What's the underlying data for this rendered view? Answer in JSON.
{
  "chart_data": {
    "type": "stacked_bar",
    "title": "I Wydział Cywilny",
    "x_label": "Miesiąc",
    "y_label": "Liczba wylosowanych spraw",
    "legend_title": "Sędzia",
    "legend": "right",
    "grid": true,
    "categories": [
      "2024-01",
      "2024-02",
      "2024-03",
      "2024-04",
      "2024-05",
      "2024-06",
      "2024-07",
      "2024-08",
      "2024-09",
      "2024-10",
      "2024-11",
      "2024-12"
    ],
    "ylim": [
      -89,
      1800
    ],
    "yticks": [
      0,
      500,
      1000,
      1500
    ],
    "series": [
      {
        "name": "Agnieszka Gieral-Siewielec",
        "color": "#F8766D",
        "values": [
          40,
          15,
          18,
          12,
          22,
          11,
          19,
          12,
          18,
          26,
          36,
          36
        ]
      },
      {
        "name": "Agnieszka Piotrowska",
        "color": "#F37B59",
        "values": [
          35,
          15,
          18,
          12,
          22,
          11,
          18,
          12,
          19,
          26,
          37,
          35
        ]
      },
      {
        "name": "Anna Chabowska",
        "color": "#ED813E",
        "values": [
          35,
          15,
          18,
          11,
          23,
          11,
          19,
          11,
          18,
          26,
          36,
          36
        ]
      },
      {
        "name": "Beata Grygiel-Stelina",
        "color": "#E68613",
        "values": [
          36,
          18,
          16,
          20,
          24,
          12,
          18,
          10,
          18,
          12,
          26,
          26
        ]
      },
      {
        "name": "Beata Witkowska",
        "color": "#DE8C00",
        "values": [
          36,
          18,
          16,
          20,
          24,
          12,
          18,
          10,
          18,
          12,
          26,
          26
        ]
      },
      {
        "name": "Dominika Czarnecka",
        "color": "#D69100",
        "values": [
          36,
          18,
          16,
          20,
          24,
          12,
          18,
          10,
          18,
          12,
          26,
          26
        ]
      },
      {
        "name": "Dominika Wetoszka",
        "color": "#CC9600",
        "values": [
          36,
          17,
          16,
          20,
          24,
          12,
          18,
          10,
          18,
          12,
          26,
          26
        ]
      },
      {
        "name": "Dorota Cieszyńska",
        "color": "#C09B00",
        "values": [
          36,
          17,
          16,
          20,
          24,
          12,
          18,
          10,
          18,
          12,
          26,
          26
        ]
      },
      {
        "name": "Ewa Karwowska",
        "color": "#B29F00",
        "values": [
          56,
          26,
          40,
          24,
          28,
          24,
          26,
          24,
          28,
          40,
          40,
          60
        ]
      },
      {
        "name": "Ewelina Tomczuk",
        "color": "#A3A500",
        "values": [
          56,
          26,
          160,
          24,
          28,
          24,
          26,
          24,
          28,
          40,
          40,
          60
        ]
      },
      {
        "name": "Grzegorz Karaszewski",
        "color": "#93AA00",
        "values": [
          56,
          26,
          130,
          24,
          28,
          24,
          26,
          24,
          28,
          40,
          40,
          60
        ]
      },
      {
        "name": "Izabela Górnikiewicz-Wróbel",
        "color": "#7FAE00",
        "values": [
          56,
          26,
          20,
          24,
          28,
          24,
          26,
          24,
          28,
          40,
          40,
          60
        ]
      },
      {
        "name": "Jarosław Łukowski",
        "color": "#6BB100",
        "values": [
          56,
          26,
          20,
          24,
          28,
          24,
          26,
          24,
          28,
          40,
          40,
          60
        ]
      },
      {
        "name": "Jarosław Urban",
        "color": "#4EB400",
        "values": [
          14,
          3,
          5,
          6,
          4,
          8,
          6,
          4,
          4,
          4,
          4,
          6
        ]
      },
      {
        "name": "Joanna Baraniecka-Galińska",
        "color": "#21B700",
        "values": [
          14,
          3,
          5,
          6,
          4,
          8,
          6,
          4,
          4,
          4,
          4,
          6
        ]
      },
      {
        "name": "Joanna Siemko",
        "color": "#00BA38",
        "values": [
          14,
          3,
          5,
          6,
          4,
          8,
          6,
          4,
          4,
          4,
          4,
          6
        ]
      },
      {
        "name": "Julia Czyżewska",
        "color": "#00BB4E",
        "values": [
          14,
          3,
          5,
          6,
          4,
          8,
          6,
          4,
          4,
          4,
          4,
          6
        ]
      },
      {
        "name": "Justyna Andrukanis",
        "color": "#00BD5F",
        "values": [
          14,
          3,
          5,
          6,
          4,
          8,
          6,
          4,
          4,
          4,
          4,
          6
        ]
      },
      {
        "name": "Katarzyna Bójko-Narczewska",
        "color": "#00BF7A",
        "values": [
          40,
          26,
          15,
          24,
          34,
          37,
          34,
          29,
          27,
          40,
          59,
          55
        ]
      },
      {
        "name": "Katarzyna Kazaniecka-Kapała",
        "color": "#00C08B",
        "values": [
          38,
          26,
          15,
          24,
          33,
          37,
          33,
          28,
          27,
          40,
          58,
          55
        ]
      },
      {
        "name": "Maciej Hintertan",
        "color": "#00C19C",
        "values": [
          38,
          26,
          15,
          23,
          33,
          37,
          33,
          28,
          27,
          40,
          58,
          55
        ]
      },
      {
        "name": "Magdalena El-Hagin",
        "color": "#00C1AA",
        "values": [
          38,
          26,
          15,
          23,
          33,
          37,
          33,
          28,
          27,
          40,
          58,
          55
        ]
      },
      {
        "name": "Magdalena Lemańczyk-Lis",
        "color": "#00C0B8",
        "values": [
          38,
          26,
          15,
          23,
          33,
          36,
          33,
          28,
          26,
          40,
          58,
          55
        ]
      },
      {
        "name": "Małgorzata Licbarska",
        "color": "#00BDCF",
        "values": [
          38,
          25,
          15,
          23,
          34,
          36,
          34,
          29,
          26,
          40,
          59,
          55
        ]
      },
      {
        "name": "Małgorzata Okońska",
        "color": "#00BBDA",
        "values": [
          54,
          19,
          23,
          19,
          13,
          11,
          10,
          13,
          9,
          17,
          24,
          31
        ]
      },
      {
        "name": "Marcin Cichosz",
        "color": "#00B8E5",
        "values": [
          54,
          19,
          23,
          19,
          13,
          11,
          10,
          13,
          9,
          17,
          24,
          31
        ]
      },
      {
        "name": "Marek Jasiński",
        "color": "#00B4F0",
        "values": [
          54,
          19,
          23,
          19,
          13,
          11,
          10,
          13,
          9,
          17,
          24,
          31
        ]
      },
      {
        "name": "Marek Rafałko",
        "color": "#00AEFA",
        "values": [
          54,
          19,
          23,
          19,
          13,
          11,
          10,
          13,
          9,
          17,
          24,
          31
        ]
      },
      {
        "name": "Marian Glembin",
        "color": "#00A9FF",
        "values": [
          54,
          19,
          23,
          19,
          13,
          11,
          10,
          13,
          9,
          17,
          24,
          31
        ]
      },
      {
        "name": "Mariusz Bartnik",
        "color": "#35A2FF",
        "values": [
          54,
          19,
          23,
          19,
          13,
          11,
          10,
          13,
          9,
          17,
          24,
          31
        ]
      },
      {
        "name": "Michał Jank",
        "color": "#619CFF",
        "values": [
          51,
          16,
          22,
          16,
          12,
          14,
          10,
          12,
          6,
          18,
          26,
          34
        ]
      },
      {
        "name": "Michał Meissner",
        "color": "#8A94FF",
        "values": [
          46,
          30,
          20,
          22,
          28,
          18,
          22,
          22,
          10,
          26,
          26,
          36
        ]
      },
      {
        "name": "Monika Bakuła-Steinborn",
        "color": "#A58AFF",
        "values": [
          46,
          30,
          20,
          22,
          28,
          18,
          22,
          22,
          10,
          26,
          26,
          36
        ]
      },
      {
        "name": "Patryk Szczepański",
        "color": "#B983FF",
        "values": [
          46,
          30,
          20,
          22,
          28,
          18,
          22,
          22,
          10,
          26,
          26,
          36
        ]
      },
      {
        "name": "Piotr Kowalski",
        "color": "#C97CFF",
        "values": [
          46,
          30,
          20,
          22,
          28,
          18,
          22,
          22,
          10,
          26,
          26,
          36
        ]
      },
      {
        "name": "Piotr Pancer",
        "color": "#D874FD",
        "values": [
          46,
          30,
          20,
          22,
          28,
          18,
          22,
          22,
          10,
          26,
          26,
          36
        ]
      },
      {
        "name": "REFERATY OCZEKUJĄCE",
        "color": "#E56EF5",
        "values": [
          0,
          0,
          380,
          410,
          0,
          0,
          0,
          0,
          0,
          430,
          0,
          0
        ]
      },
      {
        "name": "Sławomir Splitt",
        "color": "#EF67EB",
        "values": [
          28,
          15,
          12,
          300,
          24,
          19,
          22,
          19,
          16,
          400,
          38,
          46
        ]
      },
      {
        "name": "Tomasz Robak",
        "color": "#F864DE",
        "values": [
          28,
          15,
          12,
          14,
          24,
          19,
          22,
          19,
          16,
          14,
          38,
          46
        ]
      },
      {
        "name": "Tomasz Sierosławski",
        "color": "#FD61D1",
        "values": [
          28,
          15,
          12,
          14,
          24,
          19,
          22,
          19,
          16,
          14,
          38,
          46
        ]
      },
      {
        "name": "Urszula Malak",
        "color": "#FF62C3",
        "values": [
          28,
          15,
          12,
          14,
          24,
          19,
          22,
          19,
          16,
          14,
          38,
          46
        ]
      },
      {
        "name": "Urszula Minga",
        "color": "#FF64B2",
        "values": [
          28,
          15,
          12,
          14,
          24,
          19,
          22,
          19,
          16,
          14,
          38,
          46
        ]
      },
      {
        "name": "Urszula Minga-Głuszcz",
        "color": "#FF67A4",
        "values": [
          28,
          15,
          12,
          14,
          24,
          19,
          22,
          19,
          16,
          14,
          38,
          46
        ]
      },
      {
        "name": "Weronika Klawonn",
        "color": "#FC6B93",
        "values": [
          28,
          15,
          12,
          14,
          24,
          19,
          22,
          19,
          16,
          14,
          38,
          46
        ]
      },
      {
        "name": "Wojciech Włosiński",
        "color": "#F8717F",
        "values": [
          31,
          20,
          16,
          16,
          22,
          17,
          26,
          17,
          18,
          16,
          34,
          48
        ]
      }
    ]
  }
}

—————

▶ Requirement
Collect the lines of the data that carry the word "Minga".

▶ Finished answer
        "name": "Urszula Minga",
        "name": "Urszula Minga-Głuszcz",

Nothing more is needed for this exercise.